# TASK INPUTS
------------------------------------

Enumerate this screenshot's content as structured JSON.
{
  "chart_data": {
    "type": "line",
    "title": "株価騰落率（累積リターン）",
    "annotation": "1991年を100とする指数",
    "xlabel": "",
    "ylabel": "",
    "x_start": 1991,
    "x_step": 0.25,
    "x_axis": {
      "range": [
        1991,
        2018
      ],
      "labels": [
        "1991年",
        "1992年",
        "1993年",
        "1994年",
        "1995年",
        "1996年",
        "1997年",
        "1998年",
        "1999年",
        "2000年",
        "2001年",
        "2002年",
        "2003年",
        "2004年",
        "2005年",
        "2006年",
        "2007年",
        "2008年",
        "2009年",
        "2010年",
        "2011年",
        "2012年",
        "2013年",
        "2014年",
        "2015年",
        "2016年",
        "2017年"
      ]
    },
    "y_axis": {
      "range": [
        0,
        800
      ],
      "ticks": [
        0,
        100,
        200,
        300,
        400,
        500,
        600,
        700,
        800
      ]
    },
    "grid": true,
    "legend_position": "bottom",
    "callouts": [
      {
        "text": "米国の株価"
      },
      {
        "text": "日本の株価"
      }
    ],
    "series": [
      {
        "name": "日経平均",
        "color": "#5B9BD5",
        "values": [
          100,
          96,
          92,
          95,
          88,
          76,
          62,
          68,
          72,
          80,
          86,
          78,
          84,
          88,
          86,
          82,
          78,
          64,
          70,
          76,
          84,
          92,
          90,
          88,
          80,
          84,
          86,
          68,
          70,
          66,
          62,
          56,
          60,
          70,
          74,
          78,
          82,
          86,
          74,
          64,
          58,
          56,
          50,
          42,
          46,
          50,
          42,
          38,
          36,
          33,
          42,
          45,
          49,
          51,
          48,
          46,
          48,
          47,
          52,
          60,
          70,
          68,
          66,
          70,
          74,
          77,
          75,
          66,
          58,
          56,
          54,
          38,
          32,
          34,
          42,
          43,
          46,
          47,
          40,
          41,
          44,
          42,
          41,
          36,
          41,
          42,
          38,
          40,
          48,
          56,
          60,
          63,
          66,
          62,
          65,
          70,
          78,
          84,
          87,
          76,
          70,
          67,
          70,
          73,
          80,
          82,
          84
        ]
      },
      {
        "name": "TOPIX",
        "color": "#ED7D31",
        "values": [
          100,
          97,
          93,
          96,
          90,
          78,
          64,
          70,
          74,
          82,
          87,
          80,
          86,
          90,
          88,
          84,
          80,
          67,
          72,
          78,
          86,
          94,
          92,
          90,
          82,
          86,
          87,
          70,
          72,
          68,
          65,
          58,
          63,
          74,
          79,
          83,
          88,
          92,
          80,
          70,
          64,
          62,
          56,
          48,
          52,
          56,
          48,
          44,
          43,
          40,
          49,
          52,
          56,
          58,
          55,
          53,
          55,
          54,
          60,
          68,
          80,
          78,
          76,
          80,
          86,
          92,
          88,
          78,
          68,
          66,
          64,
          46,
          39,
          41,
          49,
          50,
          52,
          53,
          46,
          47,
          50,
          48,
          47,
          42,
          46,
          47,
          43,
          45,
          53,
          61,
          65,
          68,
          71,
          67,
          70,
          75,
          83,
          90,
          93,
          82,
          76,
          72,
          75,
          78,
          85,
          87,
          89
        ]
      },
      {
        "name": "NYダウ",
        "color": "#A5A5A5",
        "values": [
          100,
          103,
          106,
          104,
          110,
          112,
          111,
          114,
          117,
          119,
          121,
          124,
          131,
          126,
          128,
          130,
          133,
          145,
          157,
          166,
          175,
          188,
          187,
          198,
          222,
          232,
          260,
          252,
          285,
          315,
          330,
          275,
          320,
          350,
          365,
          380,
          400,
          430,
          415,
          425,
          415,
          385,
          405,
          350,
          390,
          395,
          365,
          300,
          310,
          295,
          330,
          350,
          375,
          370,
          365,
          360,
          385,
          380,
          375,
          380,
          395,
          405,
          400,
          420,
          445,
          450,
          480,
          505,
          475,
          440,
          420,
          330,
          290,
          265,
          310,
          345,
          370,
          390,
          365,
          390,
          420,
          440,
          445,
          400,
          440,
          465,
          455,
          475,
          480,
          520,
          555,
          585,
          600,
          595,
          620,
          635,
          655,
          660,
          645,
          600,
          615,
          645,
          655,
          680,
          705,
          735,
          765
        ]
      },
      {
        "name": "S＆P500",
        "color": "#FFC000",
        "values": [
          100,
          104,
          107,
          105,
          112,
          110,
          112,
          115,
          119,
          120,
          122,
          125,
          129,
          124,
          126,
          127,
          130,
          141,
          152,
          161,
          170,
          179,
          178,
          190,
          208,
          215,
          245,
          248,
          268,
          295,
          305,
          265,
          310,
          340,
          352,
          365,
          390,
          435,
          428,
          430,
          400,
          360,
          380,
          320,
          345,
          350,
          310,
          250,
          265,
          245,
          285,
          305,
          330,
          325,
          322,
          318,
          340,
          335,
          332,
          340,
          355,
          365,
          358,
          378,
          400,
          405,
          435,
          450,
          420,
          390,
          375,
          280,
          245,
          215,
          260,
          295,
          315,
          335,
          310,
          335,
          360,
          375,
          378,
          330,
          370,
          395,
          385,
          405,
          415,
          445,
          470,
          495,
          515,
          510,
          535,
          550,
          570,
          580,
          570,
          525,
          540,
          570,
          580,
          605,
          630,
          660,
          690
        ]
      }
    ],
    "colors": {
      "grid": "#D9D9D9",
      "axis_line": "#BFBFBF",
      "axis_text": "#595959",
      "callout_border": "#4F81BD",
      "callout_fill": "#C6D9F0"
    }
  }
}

------------------------------------

# THE EXERCISE
Please reproduce all of the entries exactly as they stand.

# ANSWER TO THE PROBLEM
Enumerate this screenshot's content as structured JSON.
{
  "chart_data": {
    "type": "line",
    "title": "株価騰落率（累積リターン）",
    "annotation": "1991年を100とする指数",
    "xlabel": "",
    "ylabel": "",
    "x_start": 1991,
    "x_step": 0.25,
    "x_axis": {
      "range": [
        1991,
        2018
      ],
      "labels": [
        "1991年",
        "1992年",
        "1993年",
        "1994年",
        "1995年",
        "1996年",
        "1997年",
        "1998年",
        "1999年",
        "2000年",
        "2001年",
        "2002年",
        "2003年",
        "2004年",
        "2005年",
        "2006年",
        "2007年",
        "2008年",
        "2009年",
        "2010年",
        "2011年",
        "2012年",
        "2013年",
        "2014年",
        "2015年",
        "2016年",
        "2017年"
      ]
    },
    "y_axis": {
      "range": [
        0,
        800
      ],
      "ticks": [
        0,
        100,
        200,
        300,
        400,
        500,
        600,
        700,
        800
      ]
    },
    "grid": true,
    "legend_position": "bottom",
    "callouts": [
      {
        "text": "米国の株価"
      },
      {
        "text": "日本の株価"
      }
    ],
    "series": [
      {
        "name": "日経平均",
        "color": "#5B9BD5",
        "values": [
          100,
          96,
          92,
          95,
          88,
          76,
          62,
          68,
          72,
          80,
          86,
          78,
          84,
          88,
          86,
          82,
          78,
          64,
          70,
          76,
          84,
          92,
          90,
          88,
          80,
          84,
          86,
          68,
          70,
          66,
          62,
          56,
          60,
          70,
          74,
          78,
          82,
          86,
          74,
          64,
          58,
          56,
          50,
          42,
          46,
          50,
          42,
          38,
          36,
          33,
          42,
          45,
          49,
          51,
          48,
          46,
          48,
          47,
          52,
          60,
          70,
          68,
          66,
          70,
          74,
          77,
          75,
          66,
          58,
          56,
          54,
          38,
          32,
          34,
          42,
          43,
          46,
          47,
          40,
          41,
          44,
          42,
          41,
          36,
          41,
          42,
          38,
          40,
          48,
          56,
          60,
          63,
          66,
          62,
          65,
          70,
          78,
          84,
          87,
          76,
          70,
          67,
          70,
          73,
          80,
          82,
          84
        ]
      },
      {
        "name": "TOPIX",
        "color": "#ED7D31",
        "values": [
          100,
          97,
          93,
          96,
          90,
          78,
          64,
          70,
          74,
          82,
          87,
          80,
          86,
          90,
          88,
          84,
          80,
          67,
          72,
          78,
          86,
          94,
          92,
          90,
          82,
          86,
          87,
          70,
          72,
          68,
          65,
          58,
          63,
          74,
          79,
          83,
          88,
          92,
          80,
          70,
          64,
          62,
          56,
          48,
          52,
          56,
          48,
          44,
          43,
          40,
          49,
          52,
          56,
          58,
          55,
          53,
          55,
          54,
          60,
          68,
          80,
          78,
          76,
          80,
          86,
          92,
          88,
          78,
          68,
          66,
          64,
          46,
          39,
          41,
          49,
          50,
          52,
          53,
          46,
          47,
          50,
          48,
          47,
          42,
          46,
          47,
          43,
          45,
          53,
          61,
          65,
          68,
          71,
          67,
          70,
          75,
          83,
          90,
          93,
          82,
          76,
          72,
          75,
          78,
          85,
          87,
          89
        ]
      },
      {
        "name": "NYダウ",
        "color": "#A5A5A5",
        "values": [
          100,
          103,
          106,
          104,
          110,
          112,
          111,
          114,
          117,
          119,
          121,
          124,
          131,
          126,
          128,
          130,
          133,
          145,
          157,
          166,
          175,
          188,
          187,
          198,
          222,
          232,
          260,
          252,
          285,
          315,
          330,
          275,
          320,
          350,
          365,
          380,
          400,
          430,
          415,
          425,
          415,
          385,
          405,
          350,
          390,
          395,
          365,
          300,
          310,
          295,
          330,
          350,
          375,
          370,
          365,
          360,
          385,
          380,
          375,
          380,
          395,
          405,
          400,
          420,
          445,
          450,
          480,
          505,
          475,
          440,
          420,
          330,
          290,
          265,
          310,
          345,
          370,
          390,
          365,
          390,
          420,
          440,
          445,
          400,
          440,
          465,
          455,
          475,
          480,
          520,
          555,
          585,
          600,
          595,
          620,
          635,
          655,
          660,
          645,
          600,
          615,
          645,
          655,
          680,
          705,
          735,
          765
        ]
      },
      {
        "name": "S＆P500",
        "color": "#FFC000",
        "values": [
          100,
          104,
          107,
          105,
          112,
          110,
          112,
          115,
          119,
          120,
          122,
          125,
          129,
          124,
          126,
          127,
          130,
          141,
          152,
          161,
          170,
          179,
          178,
          190,
          208,
          215,
          245,
          248,
          268,
          295,
          305,
          265,
          310,
          340,
          352,
          365,
          390,
          435,
          428,
          430,
          400,
          360,
          380,
          320,
          345,
          350,
          310,
          250,
          265,
          245,
          285,
          305,
          330,
          325,
          322,
          318,
          340,
          335,
          332,
          340,
          355,
          365,
          358,
          378,
          400,
          405,
          435,
          450,
          420,
          390,
          375,
          280,
          245,
          215,
          260,
          295,
          315,
          335,
          310,
          335,
          360,
          375,
          378,
          330,
          370,
          395,
          385,
          405,
          415,
          445,
          470,
          495,
          515,
          510,
          535,
          550,
          570,
          580,
          570,
          525,
          540,
          570,
          580,
          605,
          630,
          660,
          690
        ]
      }
    ],
    "colors": {
      "grid": "#D9D9D9",
      "axis_line": "#BFBFBF",
      "axis_text": "#595959",
      "callout_border": "#4F81BD",
      "callout_fill": "#C6D9F0"
    }
  }
}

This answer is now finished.